Problem to work on
Leave out the pictures and repeat the rest of the material exactly.
>> BEGIN Input rows
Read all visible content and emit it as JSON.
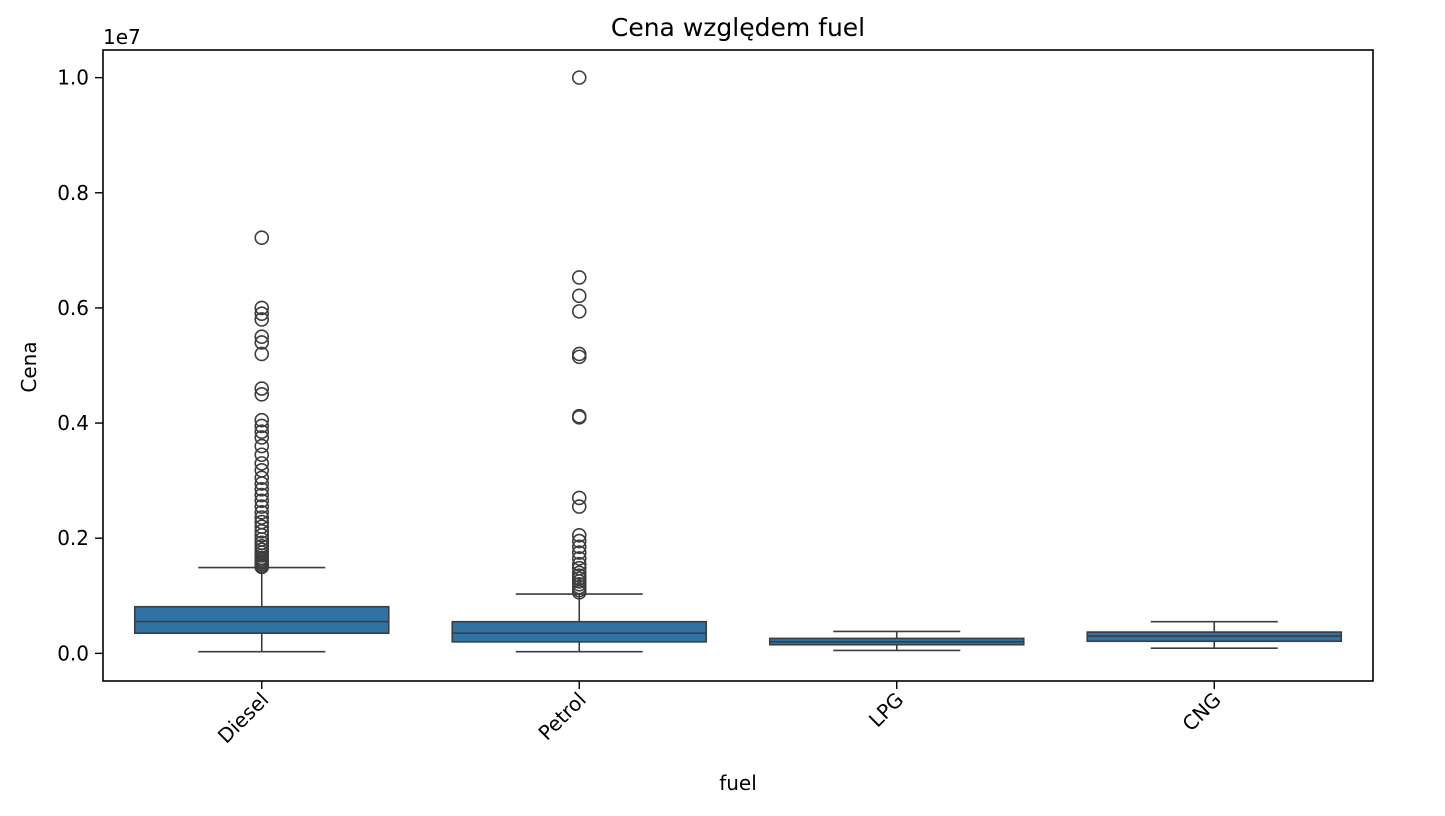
{
  "chart_data": {
    "type": "box",
    "title": "Cena względem fuel",
    "xlabel": "fuel",
    "ylabel": "Cena",
    "y_offset_label": "1e7",
    "ylim": [
      -0.048,
      1.048
    ],
    "yticks": [
      0.0,
      0.2,
      0.4,
      0.6,
      0.8,
      1.0
    ],
    "ytick_labels": [
      "0.0",
      "0.2",
      "0.4",
      "0.6",
      "0.8",
      "1.0"
    ],
    "categories": [
      "Diesel",
      "Petrol",
      "LPG",
      "CNG"
    ],
    "grid": false,
    "legend": "none",
    "colors": {
      "box_fill": "#2f72a4",
      "edge": "#3d3d3d"
    },
    "boxes": [
      {
        "category": "Diesel",
        "whisker_low": 0.003,
        "q1": 0.035,
        "median": 0.055,
        "q3": 0.081,
        "whisker_high": 0.149,
        "outliers": [
          0.15,
          0.152,
          0.155,
          0.158,
          0.16,
          0.163,
          0.166,
          0.17,
          0.175,
          0.18,
          0.186,
          0.192,
          0.198,
          0.205,
          0.212,
          0.22,
          0.228,
          0.236,
          0.245,
          0.255,
          0.265,
          0.275,
          0.285,
          0.295,
          0.305,
          0.318,
          0.33,
          0.345,
          0.36,
          0.375,
          0.385,
          0.395,
          0.405,
          0.45,
          0.46,
          0.52,
          0.54,
          0.55,
          0.58,
          0.59,
          0.6,
          0.722
        ]
      },
      {
        "category": "Petrol",
        "whisker_low": 0.003,
        "q1": 0.02,
        "median": 0.035,
        "q3": 0.055,
        "whisker_high": 0.103,
        "outliers": [
          0.106,
          0.11,
          0.115,
          0.12,
          0.125,
          0.13,
          0.135,
          0.14,
          0.148,
          0.155,
          0.165,
          0.175,
          0.185,
          0.195,
          0.205,
          0.255,
          0.27,
          0.41,
          0.412,
          0.515,
          0.52,
          0.594,
          0.621,
          0.653,
          1.0
        ]
      },
      {
        "category": "LPG",
        "whisker_low": 0.005,
        "q1": 0.015,
        "median": 0.02,
        "q3": 0.026,
        "whisker_high": 0.038,
        "outliers": []
      },
      {
        "category": "CNG",
        "whisker_low": 0.009,
        "q1": 0.021,
        "median": 0.03,
        "q3": 0.037,
        "whisker_high": 0.055,
        "outliers": []
      }
    ]
  }
}
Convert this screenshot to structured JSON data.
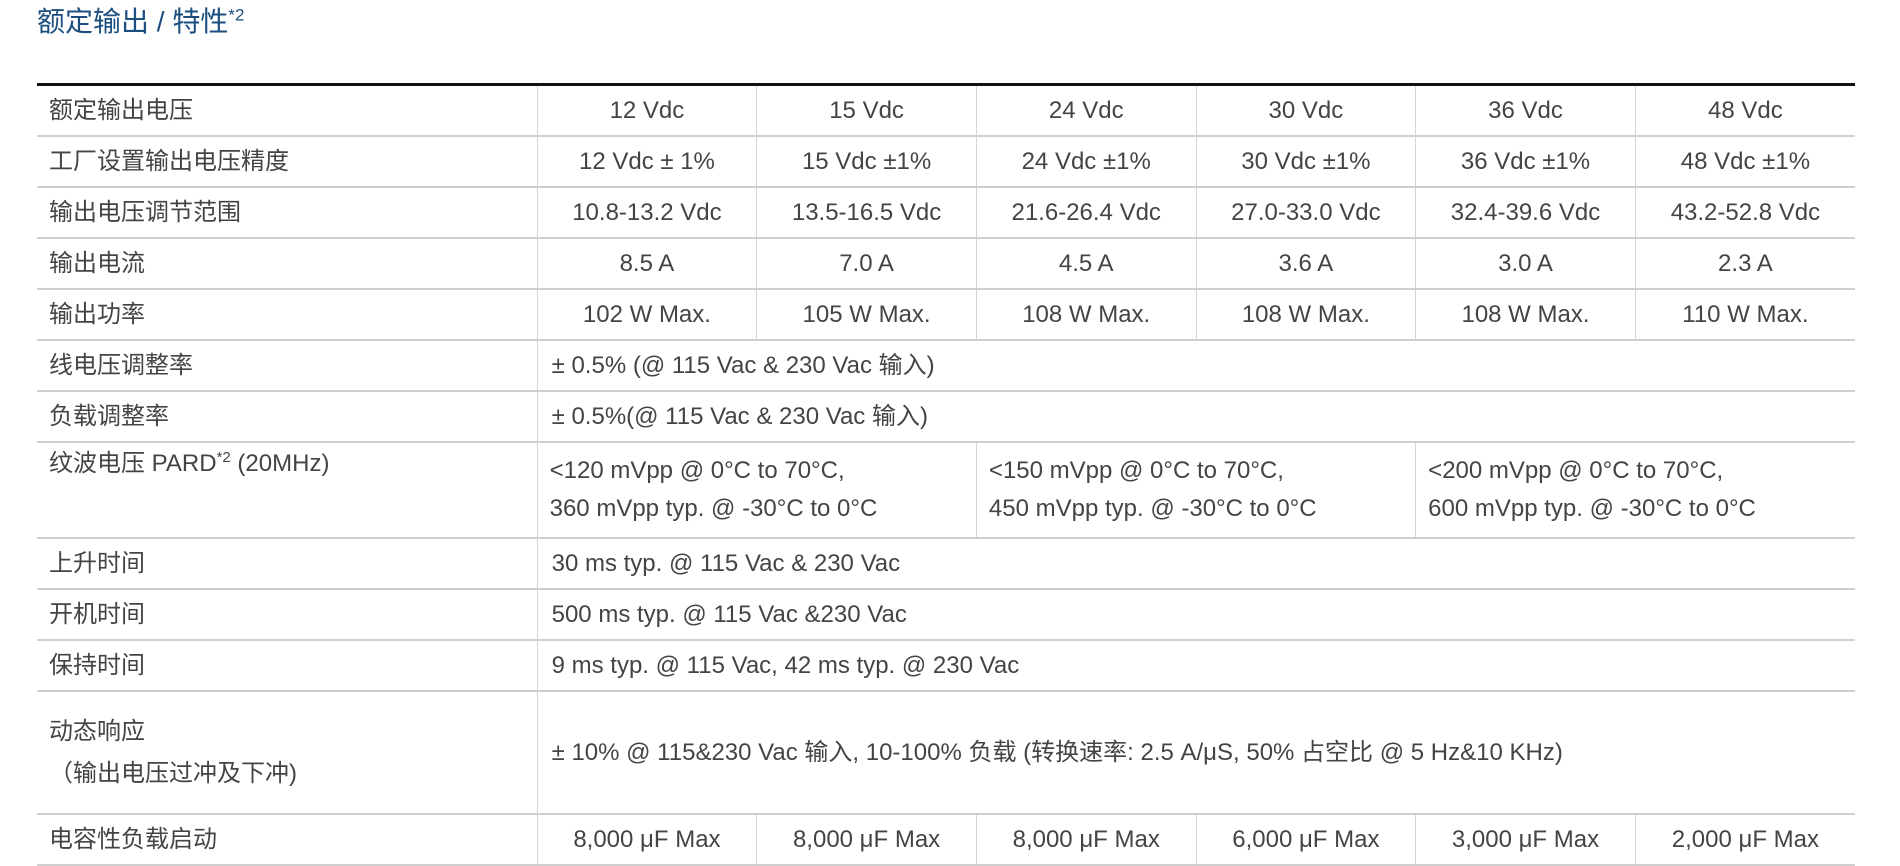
{
  "title": {
    "text": "额定输出 / 特性",
    "sup": "*2"
  },
  "colors": {
    "title": "#1c4f80",
    "text": "#444444",
    "rule": "#cfcfcf"
  },
  "rows": {
    "voltage": {
      "label": "额定输出电压",
      "values": [
        "12 Vdc",
        "15 Vdc",
        "24 Vdc",
        "30 Vdc",
        "36 Vdc",
        "48 Vdc"
      ]
    },
    "accuracy": {
      "label": "工厂设置输出电压精度",
      "values": [
        "12 Vdc ± 1%",
        "15 Vdc ±1%",
        "24 Vdc ±1%",
        "30 Vdc ±1%",
        "36 Vdc ±1%",
        "48 Vdc ±1%"
      ]
    },
    "range": {
      "label": "输出电压调节范围",
      "values": [
        "10.8-13.2 Vdc",
        "13.5-16.5 Vdc",
        "21.6-26.4 Vdc",
        "27.0-33.0 Vdc",
        "32.4-39.6 Vdc",
        "43.2-52.8 Vdc"
      ]
    },
    "current": {
      "label": "输出电流",
      "values": [
        "8.5 A",
        "7.0 A",
        "4.5 A",
        "3.6 A",
        "3.0 A",
        "2.3 A"
      ]
    },
    "power": {
      "label": "输出功率",
      "values": [
        "102 W Max.",
        "105 W Max.",
        "108 W Max.",
        "108 W Max.",
        "108 W Max.",
        "110 W Max."
      ]
    },
    "line_reg": {
      "label": "线电压调整率",
      "value": "± 0.5%  (@ 115 Vac & 230 Vac 输入)"
    },
    "load_reg": {
      "label": "负载调整率",
      "value": "± 0.5%(@ 115 Vac & 230 Vac 输入)"
    },
    "ripple": {
      "label": "纹波电压 PARD",
      "label_sup": "*2",
      "label_suffix": " (20MHz)",
      "values": [
        {
          "line1": "<120 mVpp @ 0°C to 70°C,",
          "line2": "360 mVpp typ. @ -30°C to 0°C"
        },
        {
          "line1": "<150 mVpp @ 0°C to 70°C,",
          "line2": "450 mVpp typ. @ -30°C to 0°C"
        },
        {
          "line1": "<200 mVpp @ 0°C to 70°C,",
          "line2": "600 mVpp typ. @ -30°C to 0°C"
        }
      ]
    },
    "rise": {
      "label": "上升时间",
      "value": "30 ms typ. @ 115 Vac & 230 Vac"
    },
    "startup": {
      "label": "开机时间",
      "value": "500 ms typ. @ 115 Vac &230 Vac"
    },
    "hold": {
      "label": "保持时间",
      "value": "9 ms typ. @ 115 Vac, 42 ms typ. @ 230 Vac"
    },
    "dynamic": {
      "label": "动态响应",
      "label2": "（输出电压过冲及下冲)",
      "value": "± 10% @ 115&230 Vac 输入, 10-100% 负载 (转换速率: 2.5 A/μS, 50% 占空比 @ 5 Hz&10 KHz)"
    },
    "cap": {
      "label": "电容性负载启动",
      "values": [
        "8,000 μF Max",
        "8,000 μF Max",
        "8,000 μF Max",
        "6,000 μF Max",
        "3,000 μF Max",
        "2,000 μF Max"
      ]
    }
  }
}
>> END Input rows
Answer in full
Read all visible content and emit it as JSON.
{
  "chart_data": {
    "type": "box",
    "title": "Cena względem fuel",
    "xlabel": "fuel",
    "ylabel": "Cena",
    "y_offset_label": "1e7",
    "ylim": [
      -0.048,
      1.048
    ],
    "yticks": [
      0.0,
      0.2,
      0.4,
      0.6,
      0.8,
      1.0
    ],
    "ytick_labels": [
      "0.0",
      "0.2",
      "0.4",
      "0.6",
      "0.8",
      "1.0"
    ],
    "categories": [
      "Diesel",
      "Petrol",
      "LPG",
      "CNG"
    ],
    "grid": false,
    "legend": "none",
    "colors": {
      "box_fill": "#2f72a4",
      "edge": "#3d3d3d"
    },
    "boxes": [
      {
        "category": "Diesel",
        "whisker_low": 0.003,
        "q1": 0.035,
        "median": 0.055,
        "q3": 0.081,
        "whisker_high": 0.149,
        "outliers": [
          0.15,
          0.152,
          0.155,
          0.158,
          0.16,
          0.163,
          0.166,
          0.17,
          0.175,
          0.18,
          0.186,
          0.192,
          0.198,
          0.205,
          0.212,
          0.22,
          0.228,
          0.236,
          0.245,
          0.255,
          0.265,
          0.275,
          0.285,
          0.295,
          0.305,
          0.318,
          0.33,
          0.345,
          0.36,
          0.375,
          0.385,
          0.395,
          0.405,
          0.45,
          0.46,
          0.52,
          0.54,
          0.55,
          0.58,
          0.59,
          0.6,
          0.722
        ]
      },
      {
        "category": "Petrol",
        "whisker_low": 0.003,
        "q1": 0.02,
        "median": 0.035,
        "q3": 0.055,
        "whisker_high": 0.103,
        "outliers": [
          0.106,
          0.11,
          0.115,
          0.12,
          0.125,
          0.13,
          0.135,
          0.14,
          0.148,
          0.155,
          0.165,
          0.175,
          0.185,
          0.195,
          0.205,
          0.255,
          0.27,
          0.41,
          0.412,
          0.515,
          0.52,
          0.594,
          0.621,
          0.653,
          1.0
        ]
      },
      {
        "category": "LPG",
        "whisker_low": 0.005,
        "q1": 0.015,
        "median": 0.02,
        "q3": 0.026,
        "whisker_high": 0.038,
        "outliers": []
      },
      {
        "category": "CNG",
        "whisker_low": 0.009,
        "q1": 0.021,
        "median": 0.03,
        "q3": 0.037,
        "whisker_high": 0.055,
        "outliers": []
      }
    ]
  }
}
Convert this screenshot to structured JSON data.
{
  "title": {
    "text": "额定输出 / 特性",
    "sup": "*2"
  },
  "colors": {
    "title": "#1c4f80",
    "text": "#444444",
    "rule": "#cfcfcf"
  },
  "rows": {
    "voltage": {
      "label": "额定输出电压",
      "values": [
        "12 Vdc",
        "15 Vdc",
        "24 Vdc",
        "30 Vdc",
        "36 Vdc",
        "48 Vdc"
      ]
    },
    "accuracy": {
      "label": "工厂设置输出电压精度",
      "values": [
        "12 Vdc ± 1%",
        "15 Vdc ±1%",
        "24 Vdc ±1%",
        "30 Vdc ±1%",
        "36 Vdc ±1%",
        "48 Vdc ±1%"
      ]
    },
    "range": {
      "label": "输出电压调节范围",
      "values": [
        "10.8-13.2 Vdc",
        "13.5-16.5 Vdc",
        "21.6-26.4 Vdc",
        "27.0-33.0 Vdc",
        "32.4-39.6 Vdc",
        "43.2-52.8 Vdc"
      ]
    },
    "current": {
      "label": "输出电流",
      "values": [
        "8.5 A",
        "7.0 A",
        "4.5 A",
        "3.6 A",
        "3.0 A",
        "2.3 A"
      ]
    },
    "power": {
      "label": "输出功率",
      "values": [
        "102 W Max.",
        "105 W Max.",
        "108 W Max.",
        "108 W Max.",
        "108 W Max.",
        "110 W Max."
      ]
    },
    "line_reg": {
      "label": "线电压调整率",
      "value": "± 0.5%  (@ 115 Vac & 230 Vac 输入)"
    },
    "load_reg": {
      "label": "负载调整率",
      "value": "± 0.5%(@ 115 Vac & 230 Vac 输入)"
    },
    "ripple": {
      "label": "纹波电压 PARD",
      "label_sup": "*2",
      "label_suffix": " (20MHz)",
      "values": [
        {
          "line1": "<120 mVpp @ 0°C to 70°C,",
          "line2": "360 mVpp typ. @ -30°C to 0°C"
        },
        {
          "line1": "<150 mVpp @ 0°C to 70°C,",
          "line2": "450 mVpp typ. @ -30°C to 0°C"
        },
        {
          "line1": "<200 mVpp @ 0°C to 70°C,",
          "line2": "600 mVpp typ. @ -30°C to 0°C"
        }
      ]
    },
    "rise": {
      "label": "上升时间",
      "value": "30 ms typ. @ 115 Vac & 230 Vac"
    },
    "startup": {
      "label": "开机时间",
      "value": "500 ms typ. @ 115 Vac &230 Vac"
    },
    "hold": {
      "label": "保持时间",
      "value": "9 ms typ. @ 115 Vac, 42 ms typ. @ 230 Vac"
    },
    "dynamic": {
      "label": "动态响应",
      "label2": "（输出电压过冲及下冲)",
      "value": "± 10% @ 115&230 Vac 输入, 10-100% 负载 (转换速率: 2.5 A/μS, 50% 占空比 @ 5 Hz&10 KHz)"
    },
    "cap": {
      "label": "电容性负载启动",
      "values": [
        "8,000 μF Max",
        "8,000 μF Max",
        "8,000 μF Max",
        "6,000 μF Max",
        "3,000 μF Max",
        "2,000 μF Max"
      ]
    }
  }
}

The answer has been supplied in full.